• **YOUR GOAL**:
Read the records below. Copy each line where the string "содержания" occurs.

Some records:
- - -

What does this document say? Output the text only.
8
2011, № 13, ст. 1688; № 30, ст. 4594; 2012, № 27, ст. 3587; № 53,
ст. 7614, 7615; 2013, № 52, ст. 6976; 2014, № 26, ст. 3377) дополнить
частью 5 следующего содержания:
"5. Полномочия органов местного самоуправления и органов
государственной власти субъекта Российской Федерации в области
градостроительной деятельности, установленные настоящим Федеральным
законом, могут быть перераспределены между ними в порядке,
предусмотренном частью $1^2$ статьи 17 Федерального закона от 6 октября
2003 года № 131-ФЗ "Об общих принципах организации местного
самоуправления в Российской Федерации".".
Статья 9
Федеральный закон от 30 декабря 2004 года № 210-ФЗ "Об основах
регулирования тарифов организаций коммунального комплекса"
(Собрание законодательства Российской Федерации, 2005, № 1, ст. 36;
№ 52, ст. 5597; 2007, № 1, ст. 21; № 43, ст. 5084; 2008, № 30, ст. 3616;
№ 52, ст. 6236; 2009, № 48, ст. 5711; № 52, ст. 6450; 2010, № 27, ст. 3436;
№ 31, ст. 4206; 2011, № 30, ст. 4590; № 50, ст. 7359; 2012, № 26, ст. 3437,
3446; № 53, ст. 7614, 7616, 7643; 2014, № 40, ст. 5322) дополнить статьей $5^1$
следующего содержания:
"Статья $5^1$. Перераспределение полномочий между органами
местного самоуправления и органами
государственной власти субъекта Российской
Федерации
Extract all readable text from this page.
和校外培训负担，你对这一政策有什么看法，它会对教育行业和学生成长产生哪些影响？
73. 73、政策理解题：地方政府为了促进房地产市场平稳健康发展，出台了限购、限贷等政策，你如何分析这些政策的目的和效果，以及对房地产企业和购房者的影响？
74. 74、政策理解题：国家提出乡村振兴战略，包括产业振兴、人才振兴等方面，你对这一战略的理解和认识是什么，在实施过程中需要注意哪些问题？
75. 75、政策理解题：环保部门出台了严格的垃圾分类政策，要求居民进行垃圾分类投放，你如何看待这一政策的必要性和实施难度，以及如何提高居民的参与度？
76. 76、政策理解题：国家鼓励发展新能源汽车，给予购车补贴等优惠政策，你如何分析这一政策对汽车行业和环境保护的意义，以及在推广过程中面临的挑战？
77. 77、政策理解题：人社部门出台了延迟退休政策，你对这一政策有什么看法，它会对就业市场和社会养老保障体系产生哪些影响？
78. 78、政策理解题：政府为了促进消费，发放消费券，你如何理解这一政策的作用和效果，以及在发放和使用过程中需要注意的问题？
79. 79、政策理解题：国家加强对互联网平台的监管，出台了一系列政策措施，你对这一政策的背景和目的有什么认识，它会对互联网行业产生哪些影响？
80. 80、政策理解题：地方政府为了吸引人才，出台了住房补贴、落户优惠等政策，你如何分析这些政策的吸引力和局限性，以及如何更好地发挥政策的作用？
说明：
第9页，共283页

- - -

• **ANSWER IN FULL**:
частью 5 следующего содержания:
следующего содержания:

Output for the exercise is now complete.